■ Structured figure records ■
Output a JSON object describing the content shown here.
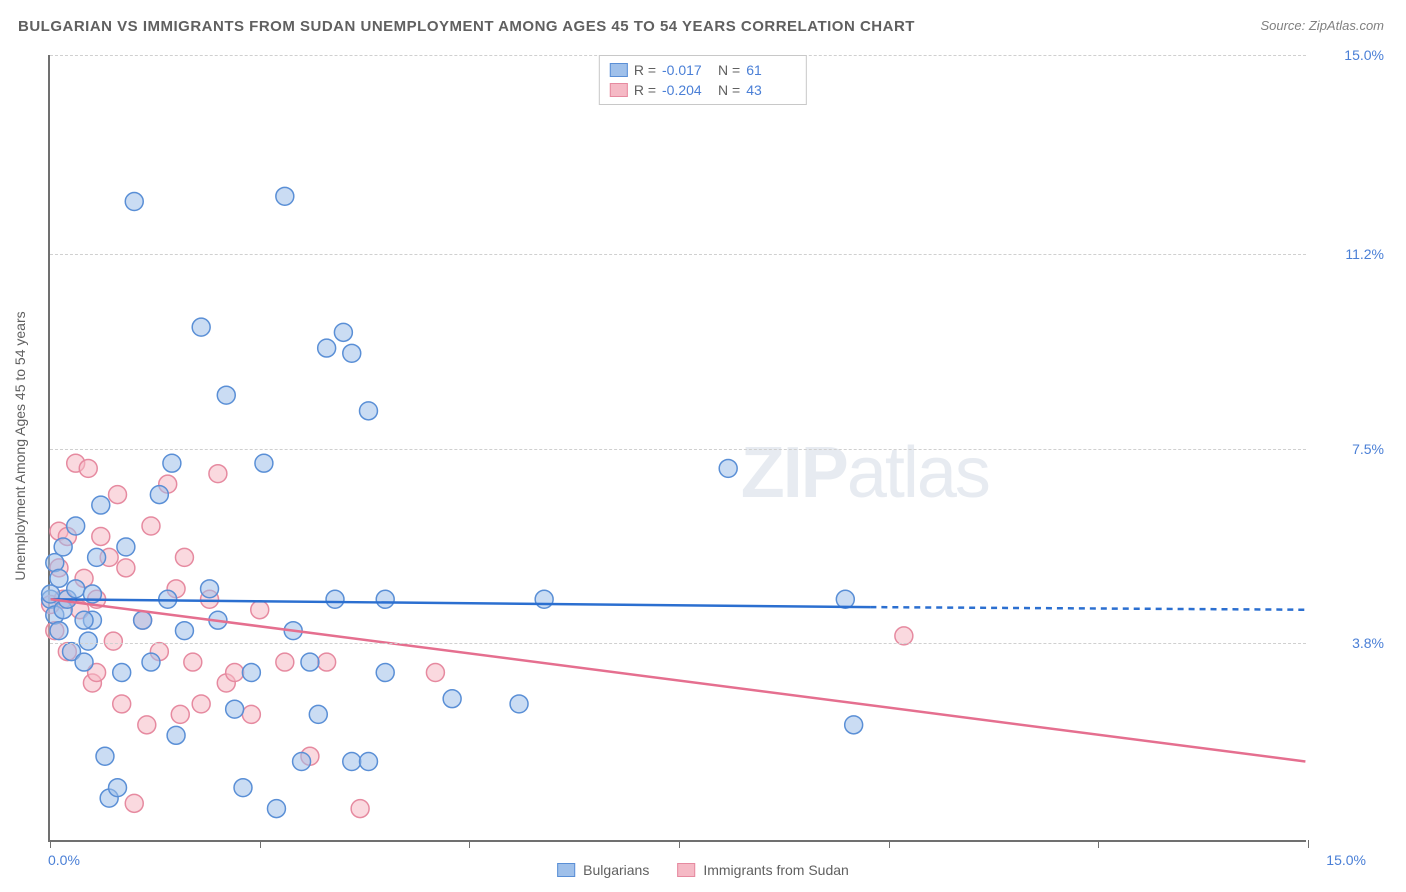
{
  "title": "BULGARIAN VS IMMIGRANTS FROM SUDAN UNEMPLOYMENT AMONG AGES 45 TO 54 YEARS CORRELATION CHART",
  "source": "Source: ZipAtlas.com",
  "y_axis_title": "Unemployment Among Ages 45 to 54 years",
  "watermark_bold": "ZIP",
  "watermark_light": "atlas",
  "chart": {
    "type": "scatter",
    "xlim": [
      0,
      15
    ],
    "ylim": [
      0,
      15
    ],
    "x_tick_positions": [
      0,
      2.5,
      5,
      7.5,
      10,
      12.5,
      15
    ],
    "x_left_label": "0.0%",
    "x_right_label": "15.0%",
    "y_ticks": [
      {
        "pos": 3.8,
        "label": "3.8%"
      },
      {
        "pos": 7.5,
        "label": "7.5%"
      },
      {
        "pos": 11.2,
        "label": "11.2%"
      },
      {
        "pos": 15.0,
        "label": "15.0%"
      }
    ],
    "background_color": "#ffffff",
    "grid_color": "#d0d0d0",
    "axis_color": "#707070",
    "marker_radius": 9,
    "marker_opacity": 0.55,
    "line_width": 2.5
  },
  "series": {
    "blue": {
      "name": "Bulgarians",
      "fill": "#9fc0ea",
      "stroke": "#5a8fd6",
      "line_color": "#2b6fd0",
      "R": "-0.017",
      "N": "61",
      "regression": {
        "x1": 0,
        "y1": 4.6,
        "x2": 9.8,
        "y2": 4.45,
        "dash_x2": 15,
        "dash_y2": 4.4
      },
      "points": [
        [
          0.0,
          4.6
        ],
        [
          0.0,
          4.7
        ],
        [
          0.05,
          4.3
        ],
        [
          0.05,
          5.3
        ],
        [
          0.1,
          5.0
        ],
        [
          0.1,
          4.0
        ],
        [
          0.15,
          4.4
        ],
        [
          0.15,
          5.6
        ],
        [
          0.2,
          4.6
        ],
        [
          0.25,
          3.6
        ],
        [
          0.3,
          4.8
        ],
        [
          0.3,
          6.0
        ],
        [
          0.4,
          3.4
        ],
        [
          0.45,
          3.8
        ],
        [
          0.5,
          4.2
        ],
        [
          0.5,
          4.7
        ],
        [
          0.6,
          6.4
        ],
        [
          0.65,
          1.6
        ],
        [
          0.7,
          0.8
        ],
        [
          0.8,
          1.0
        ],
        [
          0.85,
          3.2
        ],
        [
          0.9,
          5.6
        ],
        [
          1.0,
          12.2
        ],
        [
          1.1,
          4.2
        ],
        [
          1.2,
          3.4
        ],
        [
          1.3,
          6.6
        ],
        [
          1.4,
          4.6
        ],
        [
          1.45,
          7.2
        ],
        [
          1.5,
          2.0
        ],
        [
          1.6,
          4.0
        ],
        [
          1.8,
          9.8
        ],
        [
          1.9,
          4.8
        ],
        [
          2.0,
          4.2
        ],
        [
          2.1,
          8.5
        ],
        [
          2.2,
          2.5
        ],
        [
          2.3,
          1.0
        ],
        [
          2.4,
          3.2
        ],
        [
          2.55,
          7.2
        ],
        [
          2.7,
          0.6
        ],
        [
          2.8,
          12.3
        ],
        [
          2.9,
          4.0
        ],
        [
          3.0,
          1.5
        ],
        [
          3.1,
          3.4
        ],
        [
          3.2,
          2.4
        ],
        [
          3.3,
          9.4
        ],
        [
          3.4,
          4.6
        ],
        [
          3.5,
          9.7
        ],
        [
          3.6,
          1.5
        ],
        [
          3.6,
          9.3
        ],
        [
          3.8,
          1.5
        ],
        [
          3.8,
          8.2
        ],
        [
          4.0,
          4.6
        ],
        [
          4.0,
          3.2
        ],
        [
          4.8,
          2.7
        ],
        [
          5.6,
          2.6
        ],
        [
          5.9,
          4.6
        ],
        [
          8.1,
          7.1
        ],
        [
          9.5,
          4.6
        ],
        [
          9.6,
          2.2
        ],
        [
          0.4,
          4.2
        ],
        [
          0.55,
          5.4
        ]
      ]
    },
    "pink": {
      "name": "Immigrants from Sudan",
      "fill": "#f5b9c5",
      "stroke": "#e68aa0",
      "line_color": "#e56f8f",
      "R": "-0.204",
      "N": "43",
      "regression": {
        "x1": 0,
        "y1": 4.6,
        "x2": 15,
        "y2": 1.5
      },
      "points": [
        [
          0.0,
          4.5
        ],
        [
          0.05,
          4.0
        ],
        [
          0.1,
          5.2
        ],
        [
          0.1,
          5.9
        ],
        [
          0.15,
          4.6
        ],
        [
          0.2,
          3.6
        ],
        [
          0.2,
          5.8
        ],
        [
          0.3,
          7.2
        ],
        [
          0.35,
          4.4
        ],
        [
          0.4,
          5.0
        ],
        [
          0.45,
          7.1
        ],
        [
          0.5,
          3.0
        ],
        [
          0.55,
          4.6
        ],
        [
          0.6,
          5.8
        ],
        [
          0.7,
          5.4
        ],
        [
          0.75,
          3.8
        ],
        [
          0.8,
          6.6
        ],
        [
          0.85,
          2.6
        ],
        [
          0.9,
          5.2
        ],
        [
          1.0,
          0.7
        ],
        [
          1.1,
          4.2
        ],
        [
          1.15,
          2.2
        ],
        [
          1.2,
          6.0
        ],
        [
          1.3,
          3.6
        ],
        [
          1.4,
          6.8
        ],
        [
          1.5,
          4.8
        ],
        [
          1.55,
          2.4
        ],
        [
          1.6,
          5.4
        ],
        [
          1.7,
          3.4
        ],
        [
          1.8,
          2.6
        ],
        [
          1.9,
          4.6
        ],
        [
          2.0,
          7.0
        ],
        [
          2.1,
          3.0
        ],
        [
          2.2,
          3.2
        ],
        [
          2.4,
          2.4
        ],
        [
          2.5,
          4.4
        ],
        [
          2.8,
          3.4
        ],
        [
          3.1,
          1.6
        ],
        [
          3.3,
          3.4
        ],
        [
          3.7,
          0.6
        ],
        [
          4.6,
          3.2
        ],
        [
          10.2,
          3.9
        ],
        [
          0.55,
          3.2
        ]
      ]
    }
  },
  "legend_top": {
    "r_label": "R =",
    "n_label": "N ="
  }
}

■ GIVEN INSTRUCTION ■
Transcribe the records above exactly, leaving out every picture.

■ WORKED SOLUTION ■
Output a JSON object describing the content shown here.
{
  "title": "BULGARIAN VS IMMIGRANTS FROM SUDAN UNEMPLOYMENT AMONG AGES 45 TO 54 YEARS CORRELATION CHART",
  "source": "Source: ZipAtlas.com",
  "y_axis_title": "Unemployment Among Ages 45 to 54 years",
  "watermark_bold": "ZIP",
  "watermark_light": "atlas",
  "chart": {
    "type": "scatter",
    "xlim": [
      0,
      15
    ],
    "ylim": [
      0,
      15
    ],
    "x_tick_positions": [
      0,
      2.5,
      5,
      7.5,
      10,
      12.5,
      15
    ],
    "x_left_label": "0.0%",
    "x_right_label": "15.0%",
    "y_ticks": [
      {
        "pos": 3.8,
        "label": "3.8%"
      },
      {
        "pos": 7.5,
        "label": "7.5%"
      },
      {
        "pos": 11.2,
        "label": "11.2%"
      },
      {
        "pos": 15.0,
        "label": "15.0%"
      }
    ],
    "background_color": "#ffffff",
    "grid_color": "#d0d0d0",
    "axis_color": "#707070",
    "marker_radius": 9,
    "marker_opacity": 0.55,
    "line_width": 2.5
  },
  "series": {
    "blue": {
      "name": "Bulgarians",
      "fill": "#9fc0ea",
      "stroke": "#5a8fd6",
      "line_color": "#2b6fd0",
      "R": "-0.017",
      "N": "61",
      "regression": {
        "x1": 0,
        "y1": 4.6,
        "x2": 9.8,
        "y2": 4.45,
        "dash_x2": 15,
        "dash_y2": 4.4
      },
      "points": [
        [
          0.0,
          4.6
        ],
        [
          0.0,
          4.7
        ],
        [
          0.05,
          4.3
        ],
        [
          0.05,
          5.3
        ],
        [
          0.1,
          5.0
        ],
        [
          0.1,
          4.0
        ],
        [
          0.15,
          4.4
        ],
        [
          0.15,
          5.6
        ],
        [
          0.2,
          4.6
        ],
        [
          0.25,
          3.6
        ],
        [
          0.3,
          4.8
        ],
        [
          0.3,
          6.0
        ],
        [
          0.4,
          3.4
        ],
        [
          0.45,
          3.8
        ],
        [
          0.5,
          4.2
        ],
        [
          0.5,
          4.7
        ],
        [
          0.6,
          6.4
        ],
        [
          0.65,
          1.6
        ],
        [
          0.7,
          0.8
        ],
        [
          0.8,
          1.0
        ],
        [
          0.85,
          3.2
        ],
        [
          0.9,
          5.6
        ],
        [
          1.0,
          12.2
        ],
        [
          1.1,
          4.2
        ],
        [
          1.2,
          3.4
        ],
        [
          1.3,
          6.6
        ],
        [
          1.4,
          4.6
        ],
        [
          1.45,
          7.2
        ],
        [
          1.5,
          2.0
        ],
        [
          1.6,
          4.0
        ],
        [
          1.8,
          9.8
        ],
        [
          1.9,
          4.8
        ],
        [
          2.0,
          4.2
        ],
        [
          2.1,
          8.5
        ],
        [
          2.2,
          2.5
        ],
        [
          2.3,
          1.0
        ],
        [
          2.4,
          3.2
        ],
        [
          2.55,
          7.2
        ],
        [
          2.7,
          0.6
        ],
        [
          2.8,
          12.3
        ],
        [
          2.9,
          4.0
        ],
        [
          3.0,
          1.5
        ],
        [
          3.1,
          3.4
        ],
        [
          3.2,
          2.4
        ],
        [
          3.3,
          9.4
        ],
        [
          3.4,
          4.6
        ],
        [
          3.5,
          9.7
        ],
        [
          3.6,
          1.5
        ],
        [
          3.6,
          9.3
        ],
        [
          3.8,
          1.5
        ],
        [
          3.8,
          8.2
        ],
        [
          4.0,
          4.6
        ],
        [
          4.0,
          3.2
        ],
        [
          4.8,
          2.7
        ],
        [
          5.6,
          2.6
        ],
        [
          5.9,
          4.6
        ],
        [
          8.1,
          7.1
        ],
        [
          9.5,
          4.6
        ],
        [
          9.6,
          2.2
        ],
        [
          0.4,
          4.2
        ],
        [
          0.55,
          5.4
        ]
      ]
    },
    "pink": {
      "name": "Immigrants from Sudan",
      "fill": "#f5b9c5",
      "stroke": "#e68aa0",
      "line_color": "#e56f8f",
      "R": "-0.204",
      "N": "43",
      "regression": {
        "x1": 0,
        "y1": 4.6,
        "x2": 15,
        "y2": 1.5
      },
      "points": [
        [
          0.0,
          4.5
        ],
        [
          0.05,
          4.0
        ],
        [
          0.1,
          5.2
        ],
        [
          0.1,
          5.9
        ],
        [
          0.15,
          4.6
        ],
        [
          0.2,
          3.6
        ],
        [
          0.2,
          5.8
        ],
        [
          0.3,
          7.2
        ],
        [
          0.35,
          4.4
        ],
        [
          0.4,
          5.0
        ],
        [
          0.45,
          7.1
        ],
        [
          0.5,
          3.0
        ],
        [
          0.55,
          4.6
        ],
        [
          0.6,
          5.8
        ],
        [
          0.7,
          5.4
        ],
        [
          0.75,
          3.8
        ],
        [
          0.8,
          6.6
        ],
        [
          0.85,
          2.6
        ],
        [
          0.9,
          5.2
        ],
        [
          1.0,
          0.7
        ],
        [
          1.1,
          4.2
        ],
        [
          1.15,
          2.2
        ],
        [
          1.2,
          6.0
        ],
        [
          1.3,
          3.6
        ],
        [
          1.4,
          6.8
        ],
        [
          1.5,
          4.8
        ],
        [
          1.55,
          2.4
        ],
        [
          1.6,
          5.4
        ],
        [
          1.7,
          3.4
        ],
        [
          1.8,
          2.6
        ],
        [
          1.9,
          4.6
        ],
        [
          2.0,
          7.0
        ],
        [
          2.1,
          3.0
        ],
        [
          2.2,
          3.2
        ],
        [
          2.4,
          2.4
        ],
        [
          2.5,
          4.4
        ],
        [
          2.8,
          3.4
        ],
        [
          3.1,
          1.6
        ],
        [
          3.3,
          3.4
        ],
        [
          3.7,
          0.6
        ],
        [
          4.6,
          3.2
        ],
        [
          10.2,
          3.9
        ],
        [
          0.55,
          3.2
        ]
      ]
    }
  },
  "legend_top": {
    "r_label": "R =",
    "n_label": "N ="
  }
}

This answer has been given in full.